§ **What to work on**: Write the data out again, character for character, with no images.

§ **Source data**:
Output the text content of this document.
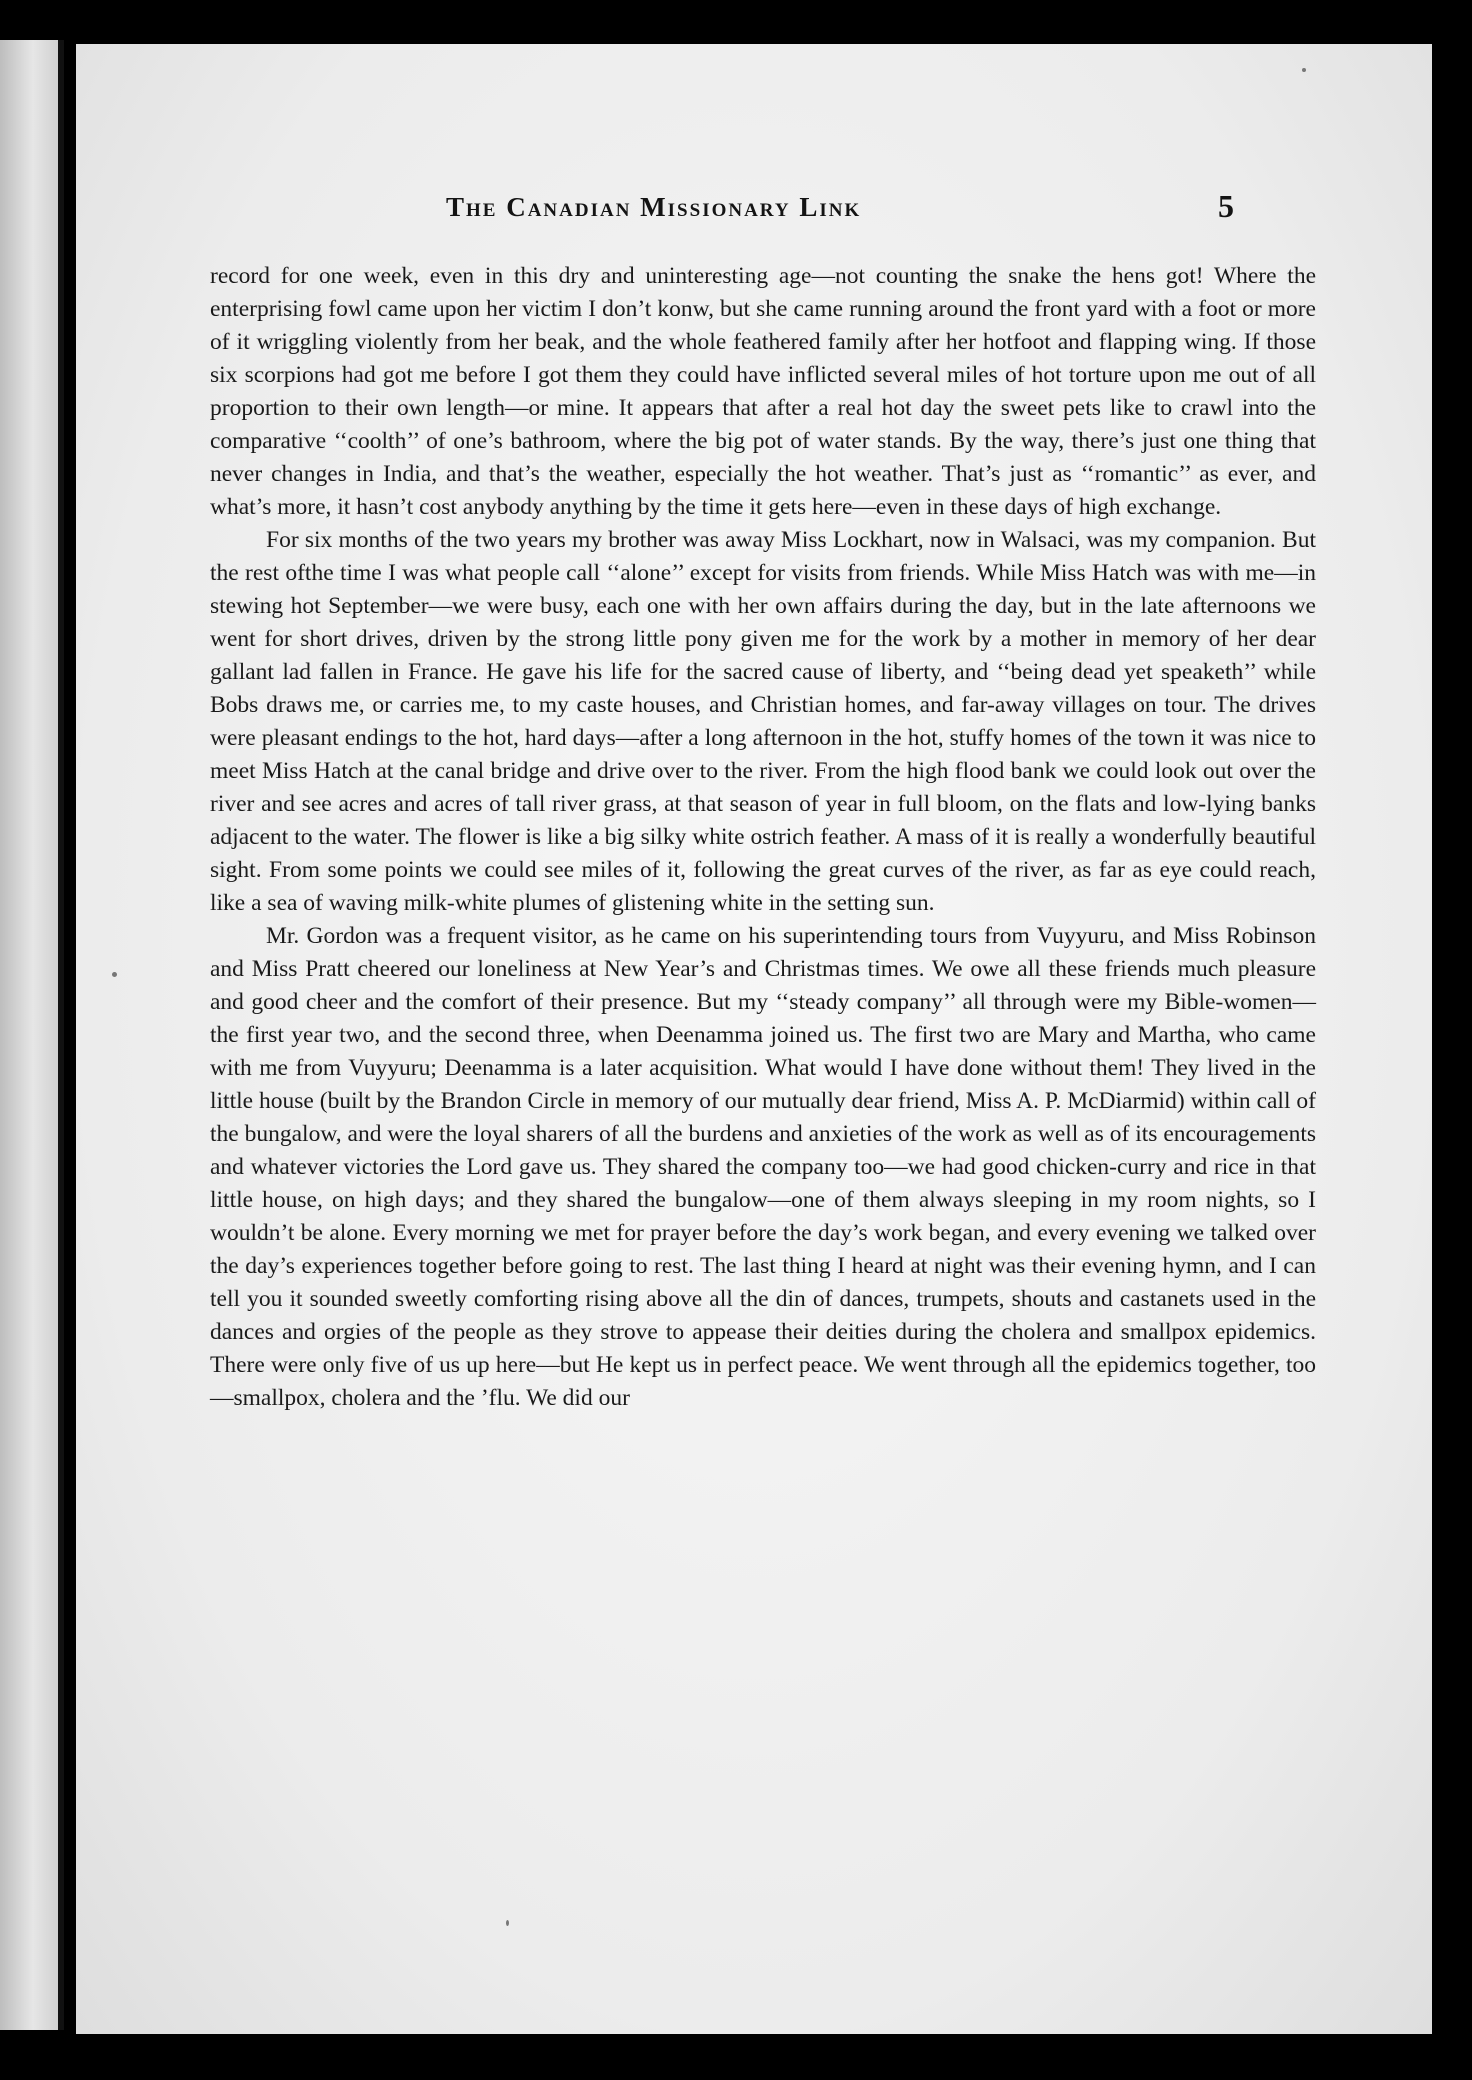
The Canadian Missionary Link	5

record for one week, even in this dry and uninteresting age—not counting the snake the hens got! Where the enterprising fowl came upon her victim I don’t konw, but she came running around the front yard with a foot or more of it wriggling violently from her beak, and the whole feathered family after her hotfoot and flapping wing. If those six scorpions had got me before I got them they could have inflicted several miles of hot torture upon me out of all proportion to their own length—or mine. It appears that after a real hot day the sweet pets like to crawl into the comparative ‘‘coolth’’ of one’s bathroom, where the big pot of water stands. By the way, there’s just one thing that never changes in India, and that’s the weather, especially the hot weather. That’s just as ‘‘romantic’’ as ever, and what’s more, it hasn’t cost anybody anything by the time it gets here—even in these days of high exchange.

For six months of the two years my brother was away Miss Lockhart, now in Walsaci, was my companion. But the rest ofthe time I was what people call ‘‘alone’’ except for visits from friends. While Miss Hatch was with me—in stewing hot September—we were busy, each one with her own affairs during the day, but in the late afternoons we went for short drives, driven by the strong little pony given me for the work by a mother in memory of her dear gallant lad fallen in France. He gave his life for the sacred cause of liberty, and ‘‘being dead yet speaketh’’ while Bobs draws me, or carries me, to my caste houses, and Christian homes, and far-away villages on tour. The drives were pleasant endings to the hot, hard days—after a long afternoon in the hot, stuffy homes of the town it was nice to meet Miss Hatch at the canal bridge and drive over to the river. From the high flood bank we could look out over the river and see acres and acres of tall river grass, at that season of year in full bloom, on the flats and low-lying banks adjacent to the water. The flower is like a big silky white ostrich feather. A mass of it is really a wonderfully beautiful sight. From some points we could see miles of it, following the great curves of the river, as far as eye could reach, like a sea of waving milk-white plumes of glistening white in the setting sun.

Mr. Gordon was a frequent visitor, as he came on his superintending tours from Vuyyuru, and Miss Robinson and Miss Pratt cheered our loneliness at New Year’s and Christmas times. We owe all these friends much pleasure and good cheer and the comfort of their presence. But my ‘‘steady company’’ all through were my Bible-women—the first year two, and the second three, when Deenamma joined us. The first two are Mary and Martha, who came with me from Vuyyuru; Deenamma is a later acquisition. What would I have done without them! They lived in the little house (built by the Brandon Circle in memory of our mutually dear friend, Miss A. P. McDiarmid) within call of the bungalow, and were the loyal sharers of all the burdens and anxieties of the work as well as of its encouragements and whatever victories the Lord gave us. They shared the company too—we had good chicken-curry and rice in that little house, on high days; and they shared the bungalow—one of them always sleeping in my room nights, so I wouldn’t be alone. Every morning we met for prayer before the day’s work began, and every evening we talked over the day’s experiences together before going to rest. The last thing I heard at night was their evening hymn, and I can tell you it sounded sweetly comforting rising above all the din of dances, trumpets, shouts and castanets used in the dances and orgies of the people as they strove to appease their deities during the cholera and smallpox epidemics. There were only five of us up here—but He kept us in perfect peace. We went through all the epidemics together, too—smallpox, cholera and the ’flu. We did our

§ **Response to the task**:
Output the text content of this document.
The Canadian Missionary Link	5

record for one week, even in this dry and uninteresting age—not counting the snake the hens got! Where the enterprising fowl came upon her victim I don’t konw, but she came running around the front yard with a foot or more of it wriggling violently from her beak, and the whole feathered family after her hotfoot and flapping wing. If those six scorpions had got me before I got them they could have inflicted several miles of hot torture upon me out of all proportion to their own length—or mine. It appears that after a real hot day the sweet pets like to crawl into the comparative ‘‘coolth’’ of one’s bathroom, where the big pot of water stands. By the way, there’s just one thing that never changes in India, and that’s the weather, especially the hot weather. That’s just as ‘‘romantic’’ as ever, and what’s more, it hasn’t cost anybody anything by the time it gets here—even in these days of high exchange.

For six months of the two years my brother was away Miss Lockhart, now in Walsaci, was my companion. But the rest ofthe time I was what people call ‘‘alone’’ except for visits from friends. While Miss Hatch was with me—in stewing hot September—we were busy, each one with her own affairs during the day, but in the late afternoons we went for short drives, driven by the strong little pony given me for the work by a mother in memory of her dear gallant lad fallen in France. He gave his life for the sacred cause of liberty, and ‘‘being dead yet speaketh’’ while Bobs draws me, or carries me, to my caste houses, and Christian homes, and far-away villages on tour. The drives were pleasant endings to the hot, hard days—after a long afternoon in the hot, stuffy homes of the town it was nice to meet Miss Hatch at the canal bridge and drive over to the river. From the high flood bank we could look out over the river and see acres and acres of tall river grass, at that season of year in full bloom, on the flats and low-lying banks adjacent to the water. The flower is like a big silky white ostrich feather. A mass of it is really a wonderfully beautiful sight. From some points we could see miles of it, following the great curves of the river, as far as eye could reach, like a sea of waving milk-white plumes of glistening white in the setting sun.

Mr. Gordon was a frequent visitor, as he came on his superintending tours from Vuyyuru, and Miss Robinson and Miss Pratt cheered our loneliness at New Year’s and Christmas times. We owe all these friends much pleasure and good cheer and the comfort of their presence. But my ‘‘steady company’’ all through were my Bible-women—the first year two, and the second three, when Deenamma joined us. The first two are Mary and Martha, who came with me from Vuyyuru; Deenamma is a later acquisition. What would I have done without them! They lived in the little house (built by the Brandon Circle in memory of our mutually dear friend, Miss A. P. McDiarmid) within call of the bungalow, and were the loyal sharers of all the burdens and anxieties of the work as well as of its encouragements and whatever victories the Lord gave us. They shared the company too—we had good chicken-curry and rice in that little house, on high days; and they shared the bungalow—one of them always sleeping in my room nights, so I wouldn’t be alone. Every morning we met for prayer before the day’s work began, and every evening we talked over the day’s experiences together before going to rest. The last thing I heard at night was their evening hymn, and I can tell you it sounded sweetly comforting rising above all the din of dances, trumpets, shouts and castanets used in the dances and orgies of the people as they strove to appease their deities during the cholera and smallpox epidemics. There were only five of us up here—but He kept us in perfect peace. We went through all the epidemics together, too—smallpox, cholera and the ’flu. We did our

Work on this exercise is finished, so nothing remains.